(Work required): Look through the data below. Collect every line where the word "text" occurs.

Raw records
==============================
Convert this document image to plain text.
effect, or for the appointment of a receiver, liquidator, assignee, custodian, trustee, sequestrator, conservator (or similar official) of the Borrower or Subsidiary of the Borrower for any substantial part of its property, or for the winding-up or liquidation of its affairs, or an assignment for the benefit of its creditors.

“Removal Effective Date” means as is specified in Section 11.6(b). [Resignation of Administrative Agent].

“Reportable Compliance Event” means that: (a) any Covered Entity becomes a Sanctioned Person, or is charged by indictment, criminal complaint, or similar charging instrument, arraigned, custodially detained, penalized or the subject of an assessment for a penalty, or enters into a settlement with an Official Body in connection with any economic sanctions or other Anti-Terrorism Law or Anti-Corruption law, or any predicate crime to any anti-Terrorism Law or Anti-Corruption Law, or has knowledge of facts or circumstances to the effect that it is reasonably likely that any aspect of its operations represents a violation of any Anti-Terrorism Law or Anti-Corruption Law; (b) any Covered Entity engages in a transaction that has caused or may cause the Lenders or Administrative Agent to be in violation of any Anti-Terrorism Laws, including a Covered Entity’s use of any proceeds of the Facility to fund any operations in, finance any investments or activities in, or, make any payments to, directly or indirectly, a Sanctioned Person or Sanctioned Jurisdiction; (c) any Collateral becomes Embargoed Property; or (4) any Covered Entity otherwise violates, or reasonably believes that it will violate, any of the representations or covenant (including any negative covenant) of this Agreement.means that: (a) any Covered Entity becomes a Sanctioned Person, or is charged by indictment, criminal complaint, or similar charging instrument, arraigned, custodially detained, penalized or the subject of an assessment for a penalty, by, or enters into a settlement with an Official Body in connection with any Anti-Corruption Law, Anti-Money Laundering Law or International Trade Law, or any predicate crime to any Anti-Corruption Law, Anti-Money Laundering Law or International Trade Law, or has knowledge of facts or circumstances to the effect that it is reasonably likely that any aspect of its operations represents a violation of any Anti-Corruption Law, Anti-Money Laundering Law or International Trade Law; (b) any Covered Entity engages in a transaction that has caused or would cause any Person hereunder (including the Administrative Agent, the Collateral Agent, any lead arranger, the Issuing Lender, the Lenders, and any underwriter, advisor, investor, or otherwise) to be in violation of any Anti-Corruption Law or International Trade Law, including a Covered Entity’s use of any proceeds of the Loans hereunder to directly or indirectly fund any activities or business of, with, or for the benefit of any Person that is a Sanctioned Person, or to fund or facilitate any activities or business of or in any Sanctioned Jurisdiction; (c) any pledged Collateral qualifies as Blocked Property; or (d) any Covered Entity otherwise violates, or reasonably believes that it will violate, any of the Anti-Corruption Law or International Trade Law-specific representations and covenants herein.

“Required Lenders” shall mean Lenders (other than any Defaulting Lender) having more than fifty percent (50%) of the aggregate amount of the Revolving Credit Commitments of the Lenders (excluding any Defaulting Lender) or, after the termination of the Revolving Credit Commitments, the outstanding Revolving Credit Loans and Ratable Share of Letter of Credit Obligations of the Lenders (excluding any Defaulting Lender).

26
==============================
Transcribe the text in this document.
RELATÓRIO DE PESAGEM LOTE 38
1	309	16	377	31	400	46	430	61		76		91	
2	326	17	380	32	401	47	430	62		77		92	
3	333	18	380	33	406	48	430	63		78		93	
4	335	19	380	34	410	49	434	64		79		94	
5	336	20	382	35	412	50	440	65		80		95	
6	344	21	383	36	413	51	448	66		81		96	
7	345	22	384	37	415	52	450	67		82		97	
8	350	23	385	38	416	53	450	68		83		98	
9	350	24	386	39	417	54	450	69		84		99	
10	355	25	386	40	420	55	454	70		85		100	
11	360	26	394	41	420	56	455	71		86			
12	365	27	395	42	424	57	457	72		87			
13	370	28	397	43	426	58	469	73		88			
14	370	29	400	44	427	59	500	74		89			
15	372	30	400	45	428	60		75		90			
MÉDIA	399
==============================
(Right answer):
Convert this document image to plain text.
Transcribe the text in this document.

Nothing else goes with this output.